Return all of the lines below exactly as they are.

# MATERIAL PROVIDED
========================================
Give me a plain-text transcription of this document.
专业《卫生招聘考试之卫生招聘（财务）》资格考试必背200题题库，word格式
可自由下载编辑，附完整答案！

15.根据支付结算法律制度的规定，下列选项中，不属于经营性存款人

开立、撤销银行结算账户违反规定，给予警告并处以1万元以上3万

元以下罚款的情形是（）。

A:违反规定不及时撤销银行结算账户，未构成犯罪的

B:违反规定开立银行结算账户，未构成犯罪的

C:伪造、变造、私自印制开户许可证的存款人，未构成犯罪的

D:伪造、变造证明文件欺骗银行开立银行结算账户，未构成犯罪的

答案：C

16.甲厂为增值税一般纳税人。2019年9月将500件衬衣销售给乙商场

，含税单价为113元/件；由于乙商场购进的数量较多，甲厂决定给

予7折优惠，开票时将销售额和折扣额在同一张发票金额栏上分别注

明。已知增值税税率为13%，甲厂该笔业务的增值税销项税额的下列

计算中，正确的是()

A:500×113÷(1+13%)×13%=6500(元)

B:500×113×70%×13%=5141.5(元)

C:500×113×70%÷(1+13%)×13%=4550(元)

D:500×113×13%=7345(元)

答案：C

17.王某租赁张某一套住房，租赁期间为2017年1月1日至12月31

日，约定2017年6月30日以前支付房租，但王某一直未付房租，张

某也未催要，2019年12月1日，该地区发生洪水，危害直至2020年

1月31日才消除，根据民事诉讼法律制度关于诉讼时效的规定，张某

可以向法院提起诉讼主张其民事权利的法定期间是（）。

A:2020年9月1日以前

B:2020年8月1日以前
========================================
# ANSWER BELOW
Give me a plain-text transcription of this document.
专业《卫生招聘考试之卫生招聘（财务）》资格考试必背200题题库，word格式
可自由下载编辑，附完整答案！

15.根据支付结算法律制度的规定，下列选项中，不属于经营性存款人

开立、撤销银行结算账户违反规定，给予警告并处以1万元以上3万

元以下罚款的情形是（）。

A:违反规定不及时撤销银行结算账户，未构成犯罪的

B:违反规定开立银行结算账户，未构成犯罪的

C:伪造、变造、私自印制开户许可证的存款人，未构成犯罪的

D:伪造、变造证明文件欺骗银行开立银行结算账户，未构成犯罪的

答案：C

16.甲厂为增值税一般纳税人。2019年9月将500件衬衣销售给乙商场

，含税单价为113元/件；由于乙商场购进的数量较多，甲厂决定给

予7折优惠，开票时将销售额和折扣额在同一张发票金额栏上分别注

明。已知增值税税率为13%，甲厂该笔业务的增值税销项税额的下列

计算中，正确的是()

A:500×113÷(1+13%)×13%=6500(元)

B:500×113×70%×13%=5141.5(元)

C:500×113×70%÷(1+13%)×13%=4550(元)

D:500×113×13%=7345(元)

答案：C

17.王某租赁张某一套住房，租赁期间为2017年1月1日至12月31

日，约定2017年6月30日以前支付房租，但王某一直未付房租，张

某也未催要，2019年12月1日，该地区发生洪水，危害直至2020年

1月31日才消除，根据民事诉讼法律制度关于诉讼时效的规定，张某

可以向法院提起诉讼主张其民事权利的法定期间是（）。

A:2020年9月1日以前

B:2020年8月1日以前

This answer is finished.